_Problem requirements:_ Scan the material that follows. Copy every line containing the word "CSIRO".

__________________________________________________

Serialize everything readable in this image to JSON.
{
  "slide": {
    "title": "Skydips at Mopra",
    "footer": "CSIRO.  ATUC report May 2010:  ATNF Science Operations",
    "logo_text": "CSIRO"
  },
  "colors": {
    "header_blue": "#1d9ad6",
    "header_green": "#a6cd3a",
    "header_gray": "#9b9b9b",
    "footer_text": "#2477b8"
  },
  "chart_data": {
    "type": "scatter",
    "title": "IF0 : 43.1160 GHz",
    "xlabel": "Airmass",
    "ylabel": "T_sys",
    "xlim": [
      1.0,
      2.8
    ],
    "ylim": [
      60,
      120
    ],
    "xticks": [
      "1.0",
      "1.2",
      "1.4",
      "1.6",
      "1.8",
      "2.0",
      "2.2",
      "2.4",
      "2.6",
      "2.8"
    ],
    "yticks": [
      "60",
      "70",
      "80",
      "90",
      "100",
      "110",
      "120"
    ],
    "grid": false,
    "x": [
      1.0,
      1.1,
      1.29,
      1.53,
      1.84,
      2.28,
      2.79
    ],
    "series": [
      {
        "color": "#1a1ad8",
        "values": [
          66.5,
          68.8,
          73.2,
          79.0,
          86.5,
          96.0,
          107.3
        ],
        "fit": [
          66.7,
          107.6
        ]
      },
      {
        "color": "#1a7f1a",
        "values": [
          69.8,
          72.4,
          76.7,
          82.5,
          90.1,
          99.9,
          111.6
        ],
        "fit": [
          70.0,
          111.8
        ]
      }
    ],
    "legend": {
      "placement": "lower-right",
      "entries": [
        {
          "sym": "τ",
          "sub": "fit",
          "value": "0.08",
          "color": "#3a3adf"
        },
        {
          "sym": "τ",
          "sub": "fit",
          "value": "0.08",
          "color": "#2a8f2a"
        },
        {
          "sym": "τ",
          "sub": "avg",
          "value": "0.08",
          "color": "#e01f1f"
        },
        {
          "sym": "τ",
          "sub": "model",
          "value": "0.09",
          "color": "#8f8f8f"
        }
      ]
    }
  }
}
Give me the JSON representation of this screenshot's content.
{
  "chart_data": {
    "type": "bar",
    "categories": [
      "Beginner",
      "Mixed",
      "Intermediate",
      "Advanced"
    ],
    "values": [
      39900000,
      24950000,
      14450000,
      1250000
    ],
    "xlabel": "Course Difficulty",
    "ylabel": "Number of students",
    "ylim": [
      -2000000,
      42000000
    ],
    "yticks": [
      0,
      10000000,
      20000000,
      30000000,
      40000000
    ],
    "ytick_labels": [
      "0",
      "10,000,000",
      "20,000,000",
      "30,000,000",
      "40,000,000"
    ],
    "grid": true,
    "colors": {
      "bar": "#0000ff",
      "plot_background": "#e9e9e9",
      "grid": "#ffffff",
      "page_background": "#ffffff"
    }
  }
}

__________________________________________________

_Complete output:_
    "footer": "CSIRO.  ATUC report May 2010:  ATNF Science Operations",
    "logo_text": "CSIRO"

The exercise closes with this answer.